--- START RECORDS PROVIDED ---

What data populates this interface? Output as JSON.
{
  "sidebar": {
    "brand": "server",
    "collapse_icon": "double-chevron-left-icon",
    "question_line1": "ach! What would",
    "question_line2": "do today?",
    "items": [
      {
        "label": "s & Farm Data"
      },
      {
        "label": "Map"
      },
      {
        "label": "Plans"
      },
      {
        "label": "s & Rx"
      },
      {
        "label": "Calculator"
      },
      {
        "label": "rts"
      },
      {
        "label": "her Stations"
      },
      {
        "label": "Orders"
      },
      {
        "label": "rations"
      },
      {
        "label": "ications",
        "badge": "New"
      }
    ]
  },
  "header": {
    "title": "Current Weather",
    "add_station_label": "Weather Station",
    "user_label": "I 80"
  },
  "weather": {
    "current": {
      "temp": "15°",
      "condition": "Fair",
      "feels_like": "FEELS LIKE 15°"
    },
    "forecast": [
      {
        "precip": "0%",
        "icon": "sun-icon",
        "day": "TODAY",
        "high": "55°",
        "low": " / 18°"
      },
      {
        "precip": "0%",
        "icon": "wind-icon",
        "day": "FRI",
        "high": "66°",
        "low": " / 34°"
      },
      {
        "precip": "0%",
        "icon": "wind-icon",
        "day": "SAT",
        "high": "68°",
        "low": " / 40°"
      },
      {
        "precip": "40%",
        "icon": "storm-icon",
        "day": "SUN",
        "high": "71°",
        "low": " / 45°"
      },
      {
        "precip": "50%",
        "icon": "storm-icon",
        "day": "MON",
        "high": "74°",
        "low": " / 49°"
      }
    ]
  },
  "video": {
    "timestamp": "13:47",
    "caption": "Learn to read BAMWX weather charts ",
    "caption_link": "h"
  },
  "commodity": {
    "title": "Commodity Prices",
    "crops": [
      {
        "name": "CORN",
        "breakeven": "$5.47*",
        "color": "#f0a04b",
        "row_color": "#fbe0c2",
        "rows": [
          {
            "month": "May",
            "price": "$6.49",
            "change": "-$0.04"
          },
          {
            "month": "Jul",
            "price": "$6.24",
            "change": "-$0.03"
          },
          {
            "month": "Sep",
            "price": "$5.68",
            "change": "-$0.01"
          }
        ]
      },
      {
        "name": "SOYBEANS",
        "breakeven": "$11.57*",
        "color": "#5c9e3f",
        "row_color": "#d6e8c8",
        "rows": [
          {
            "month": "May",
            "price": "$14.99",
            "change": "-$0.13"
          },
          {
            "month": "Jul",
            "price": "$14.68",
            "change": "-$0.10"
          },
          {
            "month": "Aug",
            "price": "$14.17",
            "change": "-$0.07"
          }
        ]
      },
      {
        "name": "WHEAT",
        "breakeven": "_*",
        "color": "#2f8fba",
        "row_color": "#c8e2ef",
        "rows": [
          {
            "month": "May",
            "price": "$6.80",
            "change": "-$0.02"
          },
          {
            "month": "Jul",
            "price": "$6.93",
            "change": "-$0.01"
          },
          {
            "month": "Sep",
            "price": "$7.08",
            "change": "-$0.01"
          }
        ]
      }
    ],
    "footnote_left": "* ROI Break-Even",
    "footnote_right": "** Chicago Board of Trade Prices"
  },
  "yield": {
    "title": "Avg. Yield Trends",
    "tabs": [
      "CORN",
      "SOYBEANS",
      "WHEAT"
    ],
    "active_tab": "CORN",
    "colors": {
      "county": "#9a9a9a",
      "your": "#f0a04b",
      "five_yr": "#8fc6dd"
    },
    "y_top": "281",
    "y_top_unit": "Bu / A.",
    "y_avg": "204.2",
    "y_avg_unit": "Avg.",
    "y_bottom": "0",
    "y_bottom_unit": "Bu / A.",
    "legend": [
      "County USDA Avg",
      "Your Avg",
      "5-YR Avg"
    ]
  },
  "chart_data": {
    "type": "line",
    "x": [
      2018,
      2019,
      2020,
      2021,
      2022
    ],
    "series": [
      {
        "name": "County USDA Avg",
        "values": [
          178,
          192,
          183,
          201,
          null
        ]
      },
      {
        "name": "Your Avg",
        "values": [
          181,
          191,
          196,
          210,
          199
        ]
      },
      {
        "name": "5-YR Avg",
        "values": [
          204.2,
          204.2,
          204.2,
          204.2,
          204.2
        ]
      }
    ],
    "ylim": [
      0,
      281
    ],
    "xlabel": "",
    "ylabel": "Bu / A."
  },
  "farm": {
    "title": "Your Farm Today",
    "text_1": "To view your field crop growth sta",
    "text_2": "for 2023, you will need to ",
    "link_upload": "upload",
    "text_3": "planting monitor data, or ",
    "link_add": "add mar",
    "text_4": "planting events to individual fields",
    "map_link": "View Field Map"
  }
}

--- END RECORDS PROVIDED ---

In the listing, find each line with the string "title" and copy it.

TASK SOLUTION =>
    "title": "Current Weather",
    "title": "Commodity Prices",
    "title": "Avg. Yield Trends",
    "title": "Your Farm Today",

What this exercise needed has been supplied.